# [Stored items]
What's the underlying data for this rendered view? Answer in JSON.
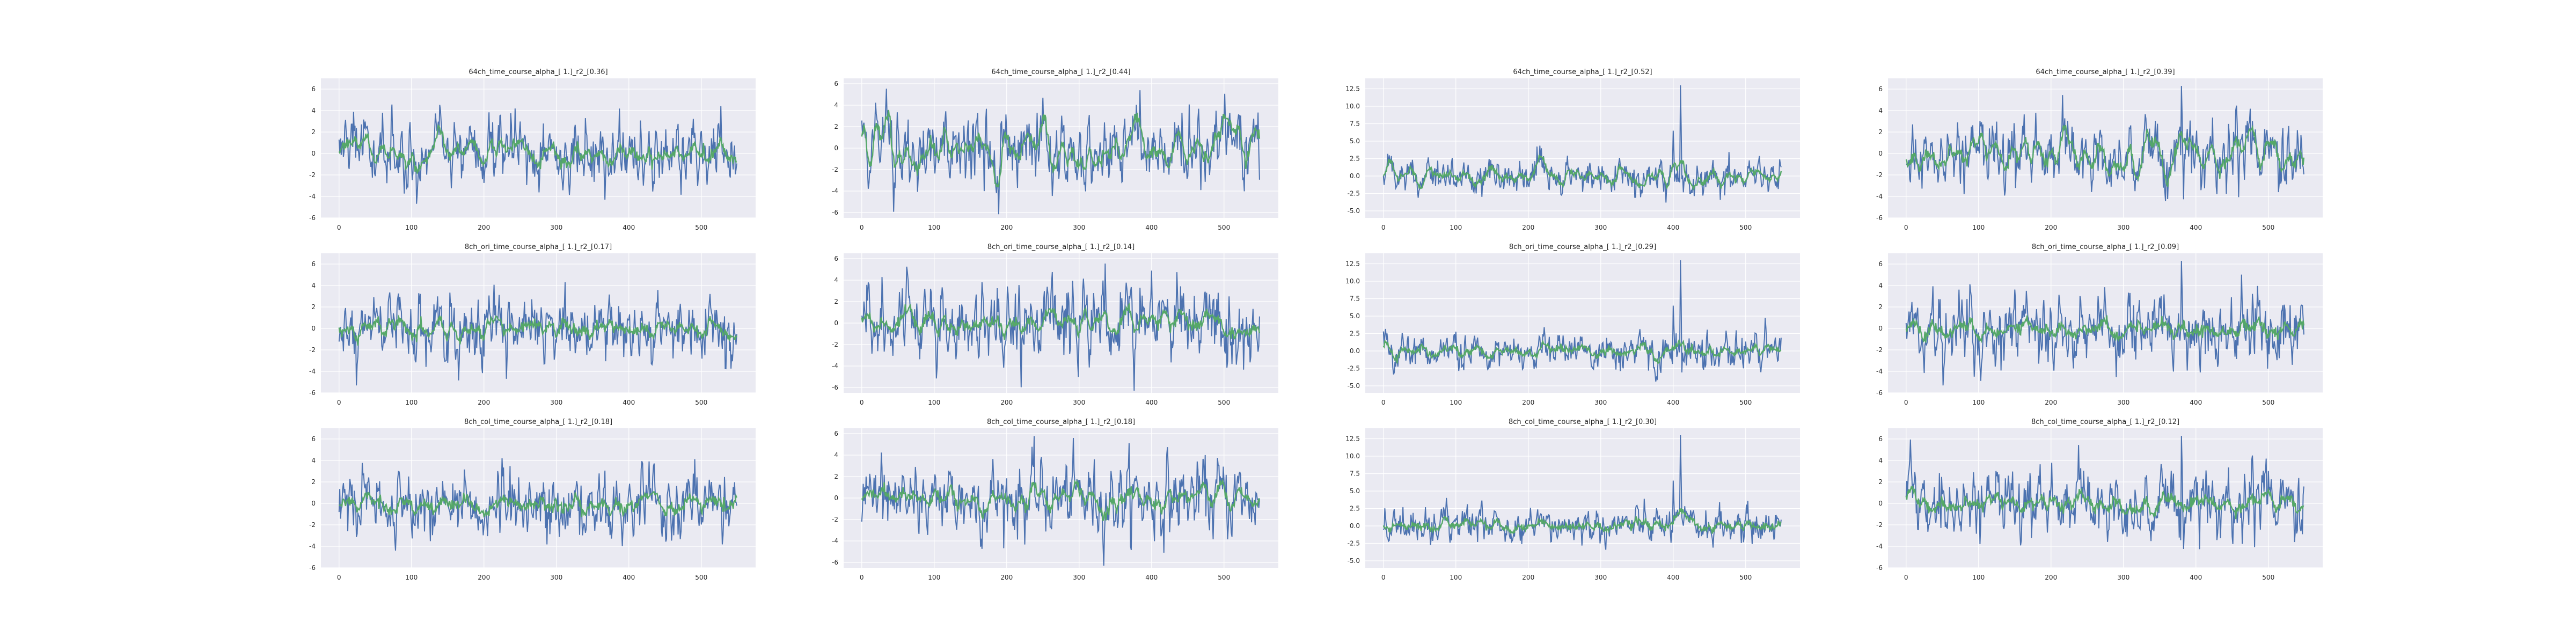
{
  "chart_data": [
    {
      "type": "line",
      "title": "64ch_time_course_alpha_[ 1.]_r2_[0.36]",
      "ylim": [
        -6,
        7
      ],
      "yticks": [
        -6,
        -4,
        -2,
        0,
        2,
        4,
        6
      ],
      "xlim": [
        -25,
        575
      ],
      "xticks": [
        0,
        100,
        200,
        300,
        400,
        500
      ],
      "n": 550,
      "ref_amp": 1.6,
      "fit_amp": 0.65,
      "spikes": [],
      "seed": 1,
      "grid": true
    },
    {
      "type": "line",
      "title": "64ch_time_course_alpha_[ 1.]_r2_[0.44]",
      "ylim": [
        -6.5,
        6.5
      ],
      "yticks": [
        -6,
        -4,
        -2,
        0,
        2,
        4,
        6
      ],
      "xlim": [
        -25,
        575
      ],
      "xticks": [
        0,
        100,
        200,
        300,
        400,
        500
      ],
      "n": 550,
      "ref_amp": 1.8,
      "fit_amp": 1.0,
      "spikes": [],
      "seed": 2,
      "grid": true
    },
    {
      "type": "line",
      "title": "64ch_time_course_alpha_[ 1.]_r2_[0.52]",
      "ylim": [
        -6,
        14
      ],
      "yticks": [
        -5.0,
        -2.5,
        0.0,
        2.5,
        5.0,
        7.5,
        10.0,
        12.5
      ],
      "xlim": [
        -25,
        575
      ],
      "xticks": [
        0,
        100,
        200,
        300,
        400,
        500
      ],
      "n": 550,
      "ref_amp": 1.3,
      "fit_amp": 0.9,
      "spikes": [
        [
          410,
          13.0
        ],
        [
          400,
          6.5
        ]
      ],
      "seed": 3,
      "grid": true
    },
    {
      "type": "line",
      "title": "64ch_time_course_alpha_[ 1.]_r2_[0.39]",
      "ylim": [
        -6,
        7
      ],
      "yticks": [
        -6,
        -4,
        -2,
        0,
        2,
        4,
        6
      ],
      "xlim": [
        -25,
        575
      ],
      "xticks": [
        0,
        100,
        200,
        300,
        400,
        500
      ],
      "n": 550,
      "ref_amp": 1.7,
      "fit_amp": 0.9,
      "spikes": [
        [
          380,
          6.3
        ]
      ],
      "seed": 4,
      "grid": true
    },
    {
      "type": "line",
      "title": "8ch_ori_time_course_alpha_[ 1.]_r2_[0.17]",
      "ylim": [
        -6,
        7
      ],
      "yticks": [
        -6,
        -4,
        -2,
        0,
        2,
        4,
        6
      ],
      "xlim": [
        -25,
        575
      ],
      "xticks": [
        0,
        100,
        200,
        300,
        400,
        500
      ],
      "n": 550,
      "ref_amp": 1.6,
      "fit_amp": 0.45,
      "spikes": [],
      "seed": 5,
      "grid": true
    },
    {
      "type": "line",
      "title": "8ch_ori_time_course_alpha_[ 1.]_r2_[0.14]",
      "ylim": [
        -6.5,
        6.5
      ],
      "yticks": [
        -6,
        -4,
        -2,
        0,
        2,
        4,
        6
      ],
      "xlim": [
        -25,
        575
      ],
      "xticks": [
        0,
        100,
        200,
        300,
        400,
        500
      ],
      "n": 550,
      "ref_amp": 1.8,
      "fit_amp": 0.5,
      "spikes": [],
      "seed": 6,
      "grid": true
    },
    {
      "type": "line",
      "title": "8ch_ori_time_course_alpha_[ 1.]_r2_[0.29]",
      "ylim": [
        -6,
        14
      ],
      "yticks": [
        -5.0,
        -2.5,
        0.0,
        2.5,
        5.0,
        7.5,
        10.0,
        12.5
      ],
      "xlim": [
        -25,
        575
      ],
      "xticks": [
        0,
        100,
        200,
        300,
        400,
        500
      ],
      "n": 550,
      "ref_amp": 1.3,
      "fit_amp": 0.5,
      "spikes": [
        [
          410,
          13.0
        ],
        [
          400,
          6.5
        ]
      ],
      "seed": 7,
      "grid": true
    },
    {
      "type": "line",
      "title": "8ch_ori_time_course_alpha_[ 1.]_r2_[0.09]",
      "ylim": [
        -6,
        7
      ],
      "yticks": [
        -6,
        -4,
        -2,
        0,
        2,
        4,
        6
      ],
      "xlim": [
        -25,
        575
      ],
      "xticks": [
        0,
        100,
        200,
        300,
        400,
        500
      ],
      "n": 550,
      "ref_amp": 1.7,
      "fit_amp": 0.35,
      "spikes": [
        [
          380,
          6.3
        ]
      ],
      "seed": 8,
      "grid": true
    },
    {
      "type": "line",
      "title": "8ch_col_time_course_alpha_[ 1.]_r2_[0.18]",
      "ylim": [
        -6,
        7
      ],
      "yticks": [
        -6,
        -4,
        -2,
        0,
        2,
        4,
        6
      ],
      "xlim": [
        -25,
        575
      ],
      "xticks": [
        0,
        100,
        200,
        300,
        400,
        500
      ],
      "n": 550,
      "ref_amp": 1.6,
      "fit_amp": 0.45,
      "spikes": [],
      "seed": 9,
      "grid": true
    },
    {
      "type": "line",
      "title": "8ch_col_time_course_alpha_[ 1.]_r2_[0.18]",
      "ylim": [
        -6.5,
        6.5
      ],
      "yticks": [
        -6,
        -4,
        -2,
        0,
        2,
        4,
        6
      ],
      "xlim": [
        -25,
        575
      ],
      "xticks": [
        0,
        100,
        200,
        300,
        400,
        500
      ],
      "n": 550,
      "ref_amp": 1.8,
      "fit_amp": 0.55,
      "spikes": [],
      "seed": 10,
      "grid": true
    },
    {
      "type": "line",
      "title": "8ch_col_time_course_alpha_[ 1.]_r2_[0.30]",
      "ylim": [
        -6,
        14
      ],
      "yticks": [
        -5.0,
        -2.5,
        0.0,
        2.5,
        5.0,
        7.5,
        10.0,
        12.5
      ],
      "xlim": [
        -25,
        575
      ],
      "xticks": [
        0,
        100,
        200,
        300,
        400,
        500
      ],
      "n": 550,
      "ref_amp": 1.3,
      "fit_amp": 0.5,
      "spikes": [
        [
          410,
          13.0
        ],
        [
          400,
          6.5
        ]
      ],
      "seed": 11,
      "grid": true
    },
    {
      "type": "line",
      "title": "8ch_col_time_course_alpha_[ 1.]_r2_[0.12]",
      "ylim": [
        -6,
        7
      ],
      "yticks": [
        -6,
        -4,
        -2,
        0,
        2,
        4,
        6
      ],
      "xlim": [
        -25,
        575
      ],
      "xticks": [
        0,
        100,
        200,
        300,
        400,
        500
      ],
      "n": 550,
      "ref_amp": 1.7,
      "fit_amp": 0.4,
      "spikes": [
        [
          380,
          6.3
        ]
      ],
      "seed": 12,
      "grid": true
    }
  ],
  "colors": {
    "reference_series": "#4c72b0",
    "fit_series": "#55a868",
    "background": "#eaeaf2",
    "grid": "#ffffff"
  }
}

# [DIRECTION]
Reproduce every record word for word. The copy must contain no pictures.

# [FINISHED EXERCISE]
What's the underlying data for this rendered view? Answer in JSON.
{
  "chart_data": [
    {
      "type": "line",
      "title": "64ch_time_course_alpha_[ 1.]_r2_[0.36]",
      "ylim": [
        -6,
        7
      ],
      "yticks": [
        -6,
        -4,
        -2,
        0,
        2,
        4,
        6
      ],
      "xlim": [
        -25,
        575
      ],
      "xticks": [
        0,
        100,
        200,
        300,
        400,
        500
      ],
      "n": 550,
      "ref_amp": 1.6,
      "fit_amp": 0.65,
      "spikes": [],
      "seed": 1,
      "grid": true
    },
    {
      "type": "line",
      "title": "64ch_time_course_alpha_[ 1.]_r2_[0.44]",
      "ylim": [
        -6.5,
        6.5
      ],
      "yticks": [
        -6,
        -4,
        -2,
        0,
        2,
        4,
        6
      ],
      "xlim": [
        -25,
        575
      ],
      "xticks": [
        0,
        100,
        200,
        300,
        400,
        500
      ],
      "n": 550,
      "ref_amp": 1.8,
      "fit_amp": 1.0,
      "spikes": [],
      "seed": 2,
      "grid": true
    },
    {
      "type": "line",
      "title": "64ch_time_course_alpha_[ 1.]_r2_[0.52]",
      "ylim": [
        -6,
        14
      ],
      "yticks": [
        -5.0,
        -2.5,
        0.0,
        2.5,
        5.0,
        7.5,
        10.0,
        12.5
      ],
      "xlim": [
        -25,
        575
      ],
      "xticks": [
        0,
        100,
        200,
        300,
        400,
        500
      ],
      "n": 550,
      "ref_amp": 1.3,
      "fit_amp": 0.9,
      "spikes": [
        [
          410,
          13.0
        ],
        [
          400,
          6.5
        ]
      ],
      "seed": 3,
      "grid": true
    },
    {
      "type": "line",
      "title": "64ch_time_course_alpha_[ 1.]_r2_[0.39]",
      "ylim": [
        -6,
        7
      ],
      "yticks": [
        -6,
        -4,
        -2,
        0,
        2,
        4,
        6
      ],
      "xlim": [
        -25,
        575
      ],
      "xticks": [
        0,
        100,
        200,
        300,
        400,
        500
      ],
      "n": 550,
      "ref_amp": 1.7,
      "fit_amp": 0.9,
      "spikes": [
        [
          380,
          6.3
        ]
      ],
      "seed": 4,
      "grid": true
    },
    {
      "type": "line",
      "title": "8ch_ori_time_course_alpha_[ 1.]_r2_[0.17]",
      "ylim": [
        -6,
        7
      ],
      "yticks": [
        -6,
        -4,
        -2,
        0,
        2,
        4,
        6
      ],
      "xlim": [
        -25,
        575
      ],
      "xticks": [
        0,
        100,
        200,
        300,
        400,
        500
      ],
      "n": 550,
      "ref_amp": 1.6,
      "fit_amp": 0.45,
      "spikes": [],
      "seed": 5,
      "grid": true
    },
    {
      "type": "line",
      "title": "8ch_ori_time_course_alpha_[ 1.]_r2_[0.14]",
      "ylim": [
        -6.5,
        6.5
      ],
      "yticks": [
        -6,
        -4,
        -2,
        0,
        2,
        4,
        6
      ],
      "xlim": [
        -25,
        575
      ],
      "xticks": [
        0,
        100,
        200,
        300,
        400,
        500
      ],
      "n": 550,
      "ref_amp": 1.8,
      "fit_amp": 0.5,
      "spikes": [],
      "seed": 6,
      "grid": true
    },
    {
      "type": "line",
      "title": "8ch_ori_time_course_alpha_[ 1.]_r2_[0.29]",
      "ylim": [
        -6,
        14
      ],
      "yticks": [
        -5.0,
        -2.5,
        0.0,
        2.5,
        5.0,
        7.5,
        10.0,
        12.5
      ],
      "xlim": [
        -25,
        575
      ],
      "xticks": [
        0,
        100,
        200,
        300,
        400,
        500
      ],
      "n": 550,
      "ref_amp": 1.3,
      "fit_amp": 0.5,
      "spikes": [
        [
          410,
          13.0
        ],
        [
          400,
          6.5
        ]
      ],
      "seed": 7,
      "grid": true
    },
    {
      "type": "line",
      "title": "8ch_ori_time_course_alpha_[ 1.]_r2_[0.09]",
      "ylim": [
        -6,
        7
      ],
      "yticks": [
        -6,
        -4,
        -2,
        0,
        2,
        4,
        6
      ],
      "xlim": [
        -25,
        575
      ],
      "xticks": [
        0,
        100,
        200,
        300,
        400,
        500
      ],
      "n": 550,
      "ref_amp": 1.7,
      "fit_amp": 0.35,
      "spikes": [
        [
          380,
          6.3
        ]
      ],
      "seed": 8,
      "grid": true
    },
    {
      "type": "line",
      "title": "8ch_col_time_course_alpha_[ 1.]_r2_[0.18]",
      "ylim": [
        -6,
        7
      ],
      "yticks": [
        -6,
        -4,
        -2,
        0,
        2,
        4,
        6
      ],
      "xlim": [
        -25,
        575
      ],
      "xticks": [
        0,
        100,
        200,
        300,
        400,
        500
      ],
      "n": 550,
      "ref_amp": 1.6,
      "fit_amp": 0.45,
      "spikes": [],
      "seed": 9,
      "grid": true
    },
    {
      "type": "line",
      "title": "8ch_col_time_course_alpha_[ 1.]_r2_[0.18]",
      "ylim": [
        -6.5,
        6.5
      ],
      "yticks": [
        -6,
        -4,
        -2,
        0,
        2,
        4,
        6
      ],
      "xlim": [
        -25,
        575
      ],
      "xticks": [
        0,
        100,
        200,
        300,
        400,
        500
      ],
      "n": 550,
      "ref_amp": 1.8,
      "fit_amp": 0.55,
      "spikes": [],
      "seed": 10,
      "grid": true
    },
    {
      "type": "line",
      "title": "8ch_col_time_course_alpha_[ 1.]_r2_[0.30]",
      "ylim": [
        -6,
        14
      ],
      "yticks": [
        -5.0,
        -2.5,
        0.0,
        2.5,
        5.0,
        7.5,
        10.0,
        12.5
      ],
      "xlim": [
        -25,
        575
      ],
      "xticks": [
        0,
        100,
        200,
        300,
        400,
        500
      ],
      "n": 550,
      "ref_amp": 1.3,
      "fit_amp": 0.5,
      "spikes": [
        [
          410,
          13.0
        ],
        [
          400,
          6.5
        ]
      ],
      "seed": 11,
      "grid": true
    },
    {
      "type": "line",
      "title": "8ch_col_time_course_alpha_[ 1.]_r2_[0.12]",
      "ylim": [
        -6,
        7
      ],
      "yticks": [
        -6,
        -4,
        -2,
        0,
        2,
        4,
        6
      ],
      "xlim": [
        -25,
        575
      ],
      "xticks": [
        0,
        100,
        200,
        300,
        400,
        500
      ],
      "n": 550,
      "ref_amp": 1.7,
      "fit_amp": 0.4,
      "spikes": [
        [
          380,
          6.3
        ]
      ],
      "seed": 12,
      "grid": true
    }
  ],
  "colors": {
    "reference_series": "#4c72b0",
    "fit_series": "#55a868",
    "background": "#eaeaf2",
    "grid": "#ffffff"
  }
}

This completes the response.